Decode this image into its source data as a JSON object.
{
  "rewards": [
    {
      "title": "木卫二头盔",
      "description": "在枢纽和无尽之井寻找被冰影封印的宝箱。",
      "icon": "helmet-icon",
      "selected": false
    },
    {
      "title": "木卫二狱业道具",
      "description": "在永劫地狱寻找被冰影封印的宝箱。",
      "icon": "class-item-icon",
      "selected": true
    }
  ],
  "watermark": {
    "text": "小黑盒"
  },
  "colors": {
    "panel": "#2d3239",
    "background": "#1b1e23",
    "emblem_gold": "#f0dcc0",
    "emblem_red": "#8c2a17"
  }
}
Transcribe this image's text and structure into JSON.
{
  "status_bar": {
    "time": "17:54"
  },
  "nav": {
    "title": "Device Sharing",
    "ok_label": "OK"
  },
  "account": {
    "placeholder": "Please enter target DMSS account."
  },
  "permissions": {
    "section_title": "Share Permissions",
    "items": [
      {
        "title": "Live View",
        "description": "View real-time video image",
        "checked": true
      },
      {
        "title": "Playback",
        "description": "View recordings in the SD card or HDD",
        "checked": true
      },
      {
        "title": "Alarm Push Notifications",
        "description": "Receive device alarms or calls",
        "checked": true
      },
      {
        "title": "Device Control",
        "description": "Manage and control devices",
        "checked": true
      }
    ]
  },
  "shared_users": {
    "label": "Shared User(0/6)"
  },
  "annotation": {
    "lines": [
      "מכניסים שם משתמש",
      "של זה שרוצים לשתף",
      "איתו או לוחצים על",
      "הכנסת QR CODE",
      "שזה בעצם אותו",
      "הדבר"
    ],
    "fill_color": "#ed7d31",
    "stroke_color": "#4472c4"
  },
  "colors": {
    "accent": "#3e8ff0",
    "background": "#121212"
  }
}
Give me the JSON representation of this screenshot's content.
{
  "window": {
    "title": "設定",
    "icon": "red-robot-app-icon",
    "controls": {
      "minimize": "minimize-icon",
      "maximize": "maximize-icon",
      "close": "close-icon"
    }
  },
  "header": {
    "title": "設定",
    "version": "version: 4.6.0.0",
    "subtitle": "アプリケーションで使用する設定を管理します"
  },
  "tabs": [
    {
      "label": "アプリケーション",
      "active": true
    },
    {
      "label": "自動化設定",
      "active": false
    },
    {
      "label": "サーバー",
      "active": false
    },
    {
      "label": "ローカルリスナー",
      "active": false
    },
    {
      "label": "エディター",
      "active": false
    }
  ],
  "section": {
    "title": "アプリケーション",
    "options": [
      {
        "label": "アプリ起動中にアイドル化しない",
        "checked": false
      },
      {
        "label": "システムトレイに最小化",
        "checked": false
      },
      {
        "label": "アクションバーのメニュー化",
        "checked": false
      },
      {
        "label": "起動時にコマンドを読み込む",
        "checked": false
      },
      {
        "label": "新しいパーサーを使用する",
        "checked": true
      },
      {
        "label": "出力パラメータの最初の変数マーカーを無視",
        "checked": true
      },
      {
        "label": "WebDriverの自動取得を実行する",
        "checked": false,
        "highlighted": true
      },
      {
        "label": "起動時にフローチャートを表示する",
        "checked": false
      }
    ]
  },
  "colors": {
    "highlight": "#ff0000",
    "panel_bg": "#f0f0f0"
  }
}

++++++++++

**Objective**: Transcribe the full listing above without leaving anything out.

**Reply to the exercise**:
Decode this image into its source data as a JSON object.
{
  "rewards": [
    {
      "title": "木卫二头盔",
      "description": "在枢纽和无尽之井寻找被冰影封印的宝箱。",
      "icon": "helmet-icon",
      "selected": false
    },
    {
      "title": "木卫二狱业道具",
      "description": "在永劫地狱寻找被冰影封印的宝箱。",
      "icon": "class-item-icon",
      "selected": true
    }
  ],
  "watermark": {
    "text": "小黑盒"
  },
  "colors": {
    "panel": "#2d3239",
    "background": "#1b1e23",
    "emblem_gold": "#f0dcc0",
    "emblem_red": "#8c2a17"
  }
}
Transcribe this image's text and structure into JSON.
{
  "status_bar": {
    "time": "17:54"
  },
  "nav": {
    "title": "Device Sharing",
    "ok_label": "OK"
  },
  "account": {
    "placeholder": "Please enter target DMSS account."
  },
  "permissions": {
    "section_title": "Share Permissions",
    "items": [
      {
        "title": "Live View",
        "description": "View real-time video image",
        "checked": true
      },
      {
        "title": "Playback",
        "description": "View recordings in the SD card or HDD",
        "checked": true
      },
      {
        "title": "Alarm Push Notifications",
        "description": "Receive device alarms or calls",
        "checked": true
      },
      {
        "title": "Device Control",
        "description": "Manage and control devices",
        "checked": true
      }
    ]
  },
  "shared_users": {
    "label": "Shared User(0/6)"
  },
  "annotation": {
    "lines": [
      "מכניסים שם משתמש",
      "של זה שרוצים לשתף",
      "איתו או לוחצים על",
      "הכנסת QR CODE",
      "שזה בעצם אותו",
      "הדבר"
    ],
    "fill_color": "#ed7d31",
    "stroke_color": "#4472c4"
  },
  "colors": {
    "accent": "#3e8ff0",
    "background": "#121212"
  }
}
Give me the JSON representation of this screenshot's content.
{
  "window": {
    "title": "設定",
    "icon": "red-robot-app-icon",
    "controls": {
      "minimize": "minimize-icon",
      "maximize": "maximize-icon",
      "close": "close-icon"
    }
  },
  "header": {
    "title": "設定",
    "version": "version: 4.6.0.0",
    "subtitle": "アプリケーションで使用する設定を管理します"
  },
  "tabs": [
    {
      "label": "アプリケーション",
      "active": true
    },
    {
      "label": "自動化設定",
      "active": false
    },
    {
      "label": "サーバー",
      "active": false
    },
    {
      "label": "ローカルリスナー",
      "active": false
    },
    {
      "label": "エディター",
      "active": false
    }
  ],
  "section": {
    "title": "アプリケーション",
    "options": [
      {
        "label": "アプリ起動中にアイドル化しない",
        "checked": false
      },
      {
        "label": "システムトレイに最小化",
        "checked": false
      },
      {
        "label": "アクションバーのメニュー化",
        "checked": false
      },
      {
        "label": "起動時にコマンドを読み込む",
        "checked": false
      },
      {
        "label": "新しいパーサーを使用する",
        "checked": true
      },
      {
        "label": "出力パラメータの最初の変数マーカーを無視",
        "checked": true
      },
      {
        "label": "WebDriverの自動取得を実行する",
        "checked": false,
        "highlighted": true
      },
      {
        "label": "起動時にフローチャートを表示する",
        "checked": false
      }
    ]
  },
  "colors": {
    "highlight": "#ff0000",
    "panel_bg": "#f0f0f0"
  }
}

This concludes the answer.